Every line from the line containing "What text is on this page?" through the final line of the data is to be printed exactly; no other line is to appear.

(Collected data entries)
>> BEGIN

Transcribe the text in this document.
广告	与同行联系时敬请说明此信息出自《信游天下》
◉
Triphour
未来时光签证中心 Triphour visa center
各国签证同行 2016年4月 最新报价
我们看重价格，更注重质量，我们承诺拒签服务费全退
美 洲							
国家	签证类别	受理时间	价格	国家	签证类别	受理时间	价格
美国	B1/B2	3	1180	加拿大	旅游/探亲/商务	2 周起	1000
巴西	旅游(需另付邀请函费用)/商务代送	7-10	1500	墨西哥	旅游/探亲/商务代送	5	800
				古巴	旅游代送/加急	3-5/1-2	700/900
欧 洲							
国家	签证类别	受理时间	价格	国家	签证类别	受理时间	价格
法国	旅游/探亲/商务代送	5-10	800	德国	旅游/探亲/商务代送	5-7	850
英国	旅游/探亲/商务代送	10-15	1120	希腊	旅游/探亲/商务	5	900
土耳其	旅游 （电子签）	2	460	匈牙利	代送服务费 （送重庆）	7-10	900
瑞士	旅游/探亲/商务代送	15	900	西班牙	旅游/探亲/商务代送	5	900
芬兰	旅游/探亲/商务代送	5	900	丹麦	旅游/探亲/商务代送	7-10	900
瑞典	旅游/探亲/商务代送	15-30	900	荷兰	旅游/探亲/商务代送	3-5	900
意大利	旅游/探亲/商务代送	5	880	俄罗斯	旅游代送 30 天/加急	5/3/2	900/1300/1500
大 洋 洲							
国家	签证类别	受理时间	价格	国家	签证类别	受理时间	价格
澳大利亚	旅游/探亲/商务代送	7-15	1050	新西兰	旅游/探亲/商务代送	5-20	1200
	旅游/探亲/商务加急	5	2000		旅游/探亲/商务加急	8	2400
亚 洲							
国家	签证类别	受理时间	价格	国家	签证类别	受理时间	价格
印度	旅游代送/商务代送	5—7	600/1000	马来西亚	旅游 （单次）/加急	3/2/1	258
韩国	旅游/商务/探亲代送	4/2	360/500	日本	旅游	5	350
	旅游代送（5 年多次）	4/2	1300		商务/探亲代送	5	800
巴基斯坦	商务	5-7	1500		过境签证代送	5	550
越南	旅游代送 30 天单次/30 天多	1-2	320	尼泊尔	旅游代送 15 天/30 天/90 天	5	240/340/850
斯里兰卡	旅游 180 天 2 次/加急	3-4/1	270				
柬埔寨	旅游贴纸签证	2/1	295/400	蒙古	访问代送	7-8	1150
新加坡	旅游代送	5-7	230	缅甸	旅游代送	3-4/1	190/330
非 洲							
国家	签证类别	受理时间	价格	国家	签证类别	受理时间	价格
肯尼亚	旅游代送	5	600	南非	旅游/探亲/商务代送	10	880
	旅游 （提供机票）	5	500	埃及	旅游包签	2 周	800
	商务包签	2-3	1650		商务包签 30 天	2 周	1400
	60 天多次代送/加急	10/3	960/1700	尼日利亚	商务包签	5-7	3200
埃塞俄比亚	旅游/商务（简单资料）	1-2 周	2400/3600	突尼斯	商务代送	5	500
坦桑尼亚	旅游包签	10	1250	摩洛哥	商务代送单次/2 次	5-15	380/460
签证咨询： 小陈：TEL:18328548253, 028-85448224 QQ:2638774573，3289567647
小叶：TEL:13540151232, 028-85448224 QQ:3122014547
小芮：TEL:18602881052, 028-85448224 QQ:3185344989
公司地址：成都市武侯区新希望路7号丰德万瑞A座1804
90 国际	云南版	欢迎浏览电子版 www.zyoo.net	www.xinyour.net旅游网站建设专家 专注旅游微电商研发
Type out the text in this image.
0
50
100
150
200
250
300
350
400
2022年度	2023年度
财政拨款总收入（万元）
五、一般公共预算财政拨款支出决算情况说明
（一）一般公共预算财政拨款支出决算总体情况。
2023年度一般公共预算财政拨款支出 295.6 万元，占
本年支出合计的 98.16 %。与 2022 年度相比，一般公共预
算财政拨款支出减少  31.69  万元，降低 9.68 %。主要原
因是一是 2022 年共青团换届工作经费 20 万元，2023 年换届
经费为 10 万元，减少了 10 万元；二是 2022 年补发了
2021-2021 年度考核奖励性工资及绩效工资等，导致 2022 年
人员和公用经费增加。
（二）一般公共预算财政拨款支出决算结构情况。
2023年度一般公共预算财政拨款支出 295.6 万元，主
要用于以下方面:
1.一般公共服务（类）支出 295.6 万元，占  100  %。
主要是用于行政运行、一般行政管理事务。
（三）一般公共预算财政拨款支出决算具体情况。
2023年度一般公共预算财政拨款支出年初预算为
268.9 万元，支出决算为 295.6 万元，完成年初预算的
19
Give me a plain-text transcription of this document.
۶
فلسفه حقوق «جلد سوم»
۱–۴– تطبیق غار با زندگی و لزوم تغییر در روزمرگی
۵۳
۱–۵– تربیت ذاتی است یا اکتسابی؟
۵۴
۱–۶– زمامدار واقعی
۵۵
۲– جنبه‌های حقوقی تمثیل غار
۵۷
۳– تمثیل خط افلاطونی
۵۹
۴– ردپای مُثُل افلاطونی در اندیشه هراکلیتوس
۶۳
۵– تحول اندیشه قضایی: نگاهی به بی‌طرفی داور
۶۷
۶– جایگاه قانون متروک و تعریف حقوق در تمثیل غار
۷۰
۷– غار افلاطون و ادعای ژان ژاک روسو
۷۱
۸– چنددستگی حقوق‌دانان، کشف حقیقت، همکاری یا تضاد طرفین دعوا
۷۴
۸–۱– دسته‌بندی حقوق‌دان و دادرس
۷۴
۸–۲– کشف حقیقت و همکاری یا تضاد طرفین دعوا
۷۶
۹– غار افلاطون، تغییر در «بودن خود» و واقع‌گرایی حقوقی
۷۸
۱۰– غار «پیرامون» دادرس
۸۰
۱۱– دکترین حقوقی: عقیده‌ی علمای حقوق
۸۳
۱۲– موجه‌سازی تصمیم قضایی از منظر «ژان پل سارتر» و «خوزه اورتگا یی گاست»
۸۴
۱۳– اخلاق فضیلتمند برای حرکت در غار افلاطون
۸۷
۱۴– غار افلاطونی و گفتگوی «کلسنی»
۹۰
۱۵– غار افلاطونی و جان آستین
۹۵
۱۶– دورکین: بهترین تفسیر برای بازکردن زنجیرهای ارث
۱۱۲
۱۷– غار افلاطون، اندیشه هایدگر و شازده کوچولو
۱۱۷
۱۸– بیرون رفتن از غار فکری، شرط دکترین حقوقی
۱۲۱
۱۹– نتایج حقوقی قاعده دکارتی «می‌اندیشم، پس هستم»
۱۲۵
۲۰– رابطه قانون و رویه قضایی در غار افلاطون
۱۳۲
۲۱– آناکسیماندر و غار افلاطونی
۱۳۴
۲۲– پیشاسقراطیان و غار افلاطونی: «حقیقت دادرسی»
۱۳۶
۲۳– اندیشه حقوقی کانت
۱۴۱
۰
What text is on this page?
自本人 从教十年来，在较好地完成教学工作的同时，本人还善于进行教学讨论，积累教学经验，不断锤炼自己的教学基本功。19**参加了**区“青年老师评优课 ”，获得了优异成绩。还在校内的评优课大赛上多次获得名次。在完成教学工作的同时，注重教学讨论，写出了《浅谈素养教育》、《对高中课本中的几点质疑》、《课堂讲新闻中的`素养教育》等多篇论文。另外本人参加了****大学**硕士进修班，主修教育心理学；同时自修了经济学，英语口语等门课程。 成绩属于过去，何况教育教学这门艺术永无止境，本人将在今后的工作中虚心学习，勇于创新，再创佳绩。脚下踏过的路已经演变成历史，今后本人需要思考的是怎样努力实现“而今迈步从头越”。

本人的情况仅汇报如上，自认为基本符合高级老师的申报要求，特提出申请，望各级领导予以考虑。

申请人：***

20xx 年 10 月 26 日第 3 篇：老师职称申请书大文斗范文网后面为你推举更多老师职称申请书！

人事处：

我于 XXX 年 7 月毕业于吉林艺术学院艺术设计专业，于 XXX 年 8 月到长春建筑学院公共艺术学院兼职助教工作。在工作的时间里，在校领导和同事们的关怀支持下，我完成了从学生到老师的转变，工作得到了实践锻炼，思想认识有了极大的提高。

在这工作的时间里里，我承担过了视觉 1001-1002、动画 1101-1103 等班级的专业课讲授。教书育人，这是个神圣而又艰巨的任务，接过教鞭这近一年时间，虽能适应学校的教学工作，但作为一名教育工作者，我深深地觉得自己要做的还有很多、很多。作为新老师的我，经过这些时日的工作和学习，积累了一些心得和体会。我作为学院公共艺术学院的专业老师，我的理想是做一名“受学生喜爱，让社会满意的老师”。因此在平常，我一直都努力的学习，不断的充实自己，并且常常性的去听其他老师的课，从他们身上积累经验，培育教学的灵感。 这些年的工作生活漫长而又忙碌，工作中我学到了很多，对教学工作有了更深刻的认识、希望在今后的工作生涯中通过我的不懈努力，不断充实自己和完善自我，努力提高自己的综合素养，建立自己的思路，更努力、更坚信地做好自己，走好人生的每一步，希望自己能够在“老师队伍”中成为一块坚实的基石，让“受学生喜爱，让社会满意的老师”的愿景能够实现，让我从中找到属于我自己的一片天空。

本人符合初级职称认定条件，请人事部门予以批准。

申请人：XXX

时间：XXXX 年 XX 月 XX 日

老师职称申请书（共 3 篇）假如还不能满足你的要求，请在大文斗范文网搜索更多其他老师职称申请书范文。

>> END

* [Problem solution]
What text is on this page?
自本人 从教十年来，在较好地完成教学工作的同时，本人还善于进行教学讨论，积累教学经验，不断锤炼自己的教学基本功。19**参加了**区“青年老师评优课 ”，获得了优异成绩。还在校内的评优课大赛上多次获得名次。在完成教学工作的同时，注重教学讨论，写出了《浅谈素养教育》、《对高中课本中的几点质疑》、《课堂讲新闻中的`素养教育》等多篇论文。另外本人参加了****大学**硕士进修班，主修教育心理学；同时自修了经济学，英语口语等门课程。 成绩属于过去，何况教育教学这门艺术永无止境，本人将在今后的工作中虚心学习，勇于创新，再创佳绩。脚下踏过的路已经演变成历史，今后本人需要思考的是怎样努力实现“而今迈步从头越”。

本人的情况仅汇报如上，自认为基本符合高级老师的申报要求，特提出申请，望各级领导予以考虑。

申请人：***

20xx 年 10 月 26 日第 3 篇：老师职称申请书大文斗范文网后面为你推举更多老师职称申请书！

人事处：

我于 XXX 年 7 月毕业于吉林艺术学院艺术设计专业，于 XXX 年 8 月到长春建筑学院公共艺术学院兼职助教工作。在工作的时间里，在校领导和同事们的关怀支持下，我完成了从学生到老师的转变，工作得到了实践锻炼，思想认识有了极大的提高。

在这工作的时间里里，我承担过了视觉 1001-1002、动画 1101-1103 等班级的专业课讲授。教书育人，这是个神圣而又艰巨的任务，接过教鞭这近一年时间，虽能适应学校的教学工作，但作为一名教育工作者，我深深地觉得自己要做的还有很多、很多。作为新老师的我，经过这些时日的工作和学习，积累了一些心得和体会。我作为学院公共艺术学院的专业老师，我的理想是做一名“受学生喜爱，让社会满意的老师”。因此在平常，我一直都努力的学习，不断的充实自己，并且常常性的去听其他老师的课，从他们身上积累经验，培育教学的灵感。 这些年的工作生活漫长而又忙碌，工作中我学到了很多，对教学工作有了更深刻的认识、希望在今后的工作生涯中通过我的不懈努力，不断充实自己和完善自我，努力提高自己的综合素养，建立自己的思路，更努力、更坚信地做好自己，走好人生的每一步，希望自己能够在“老师队伍”中成为一块坚实的基石，让“受学生喜爱，让社会满意的老师”的愿景能够实现，让我从中找到属于我自己的一片天空。

本人符合初级职称认定条件，请人事部门予以批准。

申请人：XXX

时间：XXXX 年 XX 月 XX 日

老师职称申请书（共 3 篇）假如还不能满足你的要求，请在大文斗范文网搜索更多其他老师职称申请书范文。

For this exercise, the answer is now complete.